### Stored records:
((

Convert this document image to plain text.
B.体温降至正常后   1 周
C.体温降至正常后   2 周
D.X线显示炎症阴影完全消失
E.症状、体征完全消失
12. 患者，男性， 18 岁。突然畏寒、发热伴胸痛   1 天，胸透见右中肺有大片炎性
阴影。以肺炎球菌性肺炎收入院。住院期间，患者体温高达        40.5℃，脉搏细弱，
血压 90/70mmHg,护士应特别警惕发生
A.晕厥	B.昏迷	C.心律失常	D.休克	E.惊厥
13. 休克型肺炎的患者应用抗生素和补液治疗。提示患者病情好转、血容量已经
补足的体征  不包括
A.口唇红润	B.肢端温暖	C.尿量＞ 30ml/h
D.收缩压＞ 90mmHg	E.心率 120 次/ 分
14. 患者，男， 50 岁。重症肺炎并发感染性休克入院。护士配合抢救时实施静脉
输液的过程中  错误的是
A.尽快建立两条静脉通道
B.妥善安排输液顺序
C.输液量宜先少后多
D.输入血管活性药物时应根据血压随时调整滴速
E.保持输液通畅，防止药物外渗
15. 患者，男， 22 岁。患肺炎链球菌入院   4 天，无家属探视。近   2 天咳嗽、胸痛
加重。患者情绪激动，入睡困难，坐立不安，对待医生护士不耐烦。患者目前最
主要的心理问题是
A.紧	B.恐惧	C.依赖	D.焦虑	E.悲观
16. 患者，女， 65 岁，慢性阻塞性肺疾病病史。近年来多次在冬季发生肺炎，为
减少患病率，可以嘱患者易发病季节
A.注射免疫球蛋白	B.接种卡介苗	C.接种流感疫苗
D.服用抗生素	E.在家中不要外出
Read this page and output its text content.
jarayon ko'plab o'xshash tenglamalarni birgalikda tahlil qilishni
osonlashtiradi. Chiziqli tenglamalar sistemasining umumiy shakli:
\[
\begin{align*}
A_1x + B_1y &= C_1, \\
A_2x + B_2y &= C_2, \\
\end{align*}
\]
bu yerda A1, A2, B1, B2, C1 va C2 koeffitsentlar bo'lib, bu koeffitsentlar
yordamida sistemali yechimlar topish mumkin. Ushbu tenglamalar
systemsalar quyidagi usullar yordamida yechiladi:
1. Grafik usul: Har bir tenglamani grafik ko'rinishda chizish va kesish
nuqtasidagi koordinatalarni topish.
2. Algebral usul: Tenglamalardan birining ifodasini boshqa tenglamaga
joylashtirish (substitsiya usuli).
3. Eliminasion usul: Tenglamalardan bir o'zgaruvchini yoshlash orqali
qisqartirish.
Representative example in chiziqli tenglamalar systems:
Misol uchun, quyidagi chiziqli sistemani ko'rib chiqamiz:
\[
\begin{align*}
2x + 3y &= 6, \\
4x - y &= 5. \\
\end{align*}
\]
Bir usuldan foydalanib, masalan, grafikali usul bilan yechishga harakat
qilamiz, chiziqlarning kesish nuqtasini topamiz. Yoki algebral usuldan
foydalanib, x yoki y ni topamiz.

))

### REQUIREMENT:
Reproduce the full listing exactly.

### THE COMPLETED TASK:
Convert this document image to plain text.
B.体温降至正常后   1 周
C.体温降至正常后   2 周
D.X线显示炎症阴影完全消失
E.症状、体征完全消失
12. 患者，男性， 18 岁。突然畏寒、发热伴胸痛   1 天，胸透见右中肺有大片炎性
阴影。以肺炎球菌性肺炎收入院。住院期间，患者体温高达        40.5℃，脉搏细弱，
血压 90/70mmHg,护士应特别警惕发生
A.晕厥	B.昏迷	C.心律失常	D.休克	E.惊厥
13. 休克型肺炎的患者应用抗生素和补液治疗。提示患者病情好转、血容量已经
补足的体征  不包括
A.口唇红润	B.肢端温暖	C.尿量＞ 30ml/h
D.收缩压＞ 90mmHg	E.心率 120 次/ 分
14. 患者，男， 50 岁。重症肺炎并发感染性休克入院。护士配合抢救时实施静脉
输液的过程中  错误的是
A.尽快建立两条静脉通道
B.妥善安排输液顺序
C.输液量宜先少后多
D.输入血管活性药物时应根据血压随时调整滴速
E.保持输液通畅，防止药物外渗
15. 患者，男， 22 岁。患肺炎链球菌入院   4 天，无家属探视。近   2 天咳嗽、胸痛
加重。患者情绪激动，入睡困难，坐立不安，对待医生护士不耐烦。患者目前最
主要的心理问题是
A.紧	B.恐惧	C.依赖	D.焦虑	E.悲观
16. 患者，女， 65 岁，慢性阻塞性肺疾病病史。近年来多次在冬季发生肺炎，为
减少患病率，可以嘱患者易发病季节
A.注射免疫球蛋白	B.接种卡介苗	C.接种流感疫苗
D.服用抗生素	E.在家中不要外出
Read this page and output its text content.
jarayon ko'plab o'xshash tenglamalarni birgalikda tahlil qilishni
osonlashtiradi. Chiziqli tenglamalar sistemasining umumiy shakli:
\[
\begin{align*}
A_1x + B_1y &= C_1, \\
A_2x + B_2y &= C_2, \\
\end{align*}
\]
bu yerda A1, A2, B1, B2, C1 va C2 koeffitsentlar bo'lib, bu koeffitsentlar
yordamida sistemali yechimlar topish mumkin. Ushbu tenglamalar
systemsalar quyidagi usullar yordamida yechiladi:
1. Grafik usul: Har bir tenglamani grafik ko'rinishda chizish va kesish
nuqtasidagi koordinatalarni topish.
2. Algebral usul: Tenglamalardan birining ifodasini boshqa tenglamaga
joylashtirish (substitsiya usuli).
3. Eliminasion usul: Tenglamalardan bir o'zgaruvchini yoshlash orqali
qisqartirish.
Representative example in chiziqli tenglamalar systems:
Misol uchun, quyidagi chiziqli sistemani ko'rib chiqamiz:
\[
\begin{align*}
2x + 3y &= 6, \\
4x - y &= 5. \\
\end{align*}
\]
Bir usuldan foydalanib, masalan, grafikali usul bilan yechishga harakat
qilamiz, chiziqlarning kesish nuqtasini topamiz. Yoki algebral usuldan
foydalanib, x yoki y ni topamiz.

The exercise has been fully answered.